_DESCRIPTION OF THE TASK_. Faithfully return all lines, omitting every embedded picture.

_TASK MATERIAL_.
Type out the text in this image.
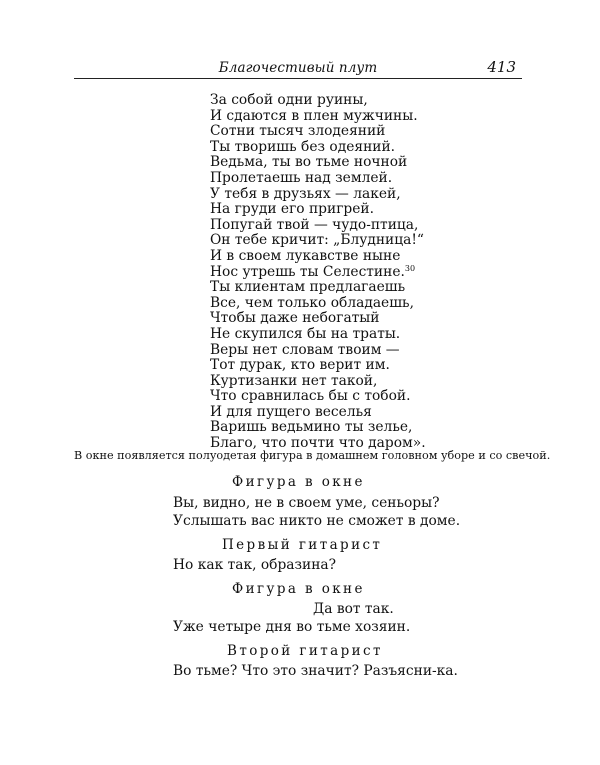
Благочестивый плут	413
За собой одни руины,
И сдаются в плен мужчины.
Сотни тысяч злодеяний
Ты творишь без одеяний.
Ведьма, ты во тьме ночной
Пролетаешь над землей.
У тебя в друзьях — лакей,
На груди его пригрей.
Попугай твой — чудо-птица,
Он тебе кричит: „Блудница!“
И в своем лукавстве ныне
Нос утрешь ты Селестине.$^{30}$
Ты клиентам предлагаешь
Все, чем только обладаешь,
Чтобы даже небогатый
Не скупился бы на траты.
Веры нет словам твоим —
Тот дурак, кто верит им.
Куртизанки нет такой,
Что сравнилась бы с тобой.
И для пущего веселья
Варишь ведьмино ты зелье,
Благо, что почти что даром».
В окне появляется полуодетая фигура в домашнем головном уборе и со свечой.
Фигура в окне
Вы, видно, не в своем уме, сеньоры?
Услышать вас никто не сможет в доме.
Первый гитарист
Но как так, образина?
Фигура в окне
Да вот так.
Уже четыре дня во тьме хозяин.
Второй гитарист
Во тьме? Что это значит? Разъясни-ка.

_ANSWER TO THIS PROBLEM_.
Type out the text in this image.
Благочестивый плут	413
За собой одни руины,
И сдаются в плен мужчины.
Сотни тысяч злодеяний
Ты творишь без одеяний.
Ведьма, ты во тьме ночной
Пролетаешь над землей.
У тебя в друзьях — лакей,
На груди его пригрей.
Попугай твой — чудо-птица,
Он тебе кричит: „Блудница!“
И в своем лукавстве ныне
Нос утрешь ты Селестине.$^{30}$
Ты клиентам предлагаешь
Все, чем только обладаешь,
Чтобы даже небогатый
Не скупился бы на траты.
Веры нет словам твоим —
Тот дурак, кто верит им.
Куртизанки нет такой,
Что сравнилась бы с тобой.
И для пущего веселья
Варишь ведьмино ты зелье,
Благо, что почти что даром».
В окне появляется полуодетая фигура в домашнем головном уборе и со свечой.
Фигура в окне
Вы, видно, не в своем уме, сеньоры?
Услышать вас никто не сможет в доме.
Первый гитарист
Но как так, образина?
Фигура в окне
Да вот так.
Уже четыре дня во тьме хозяин.
Второй гитарист
Во тьме? Что это значит? Разъясни-ка.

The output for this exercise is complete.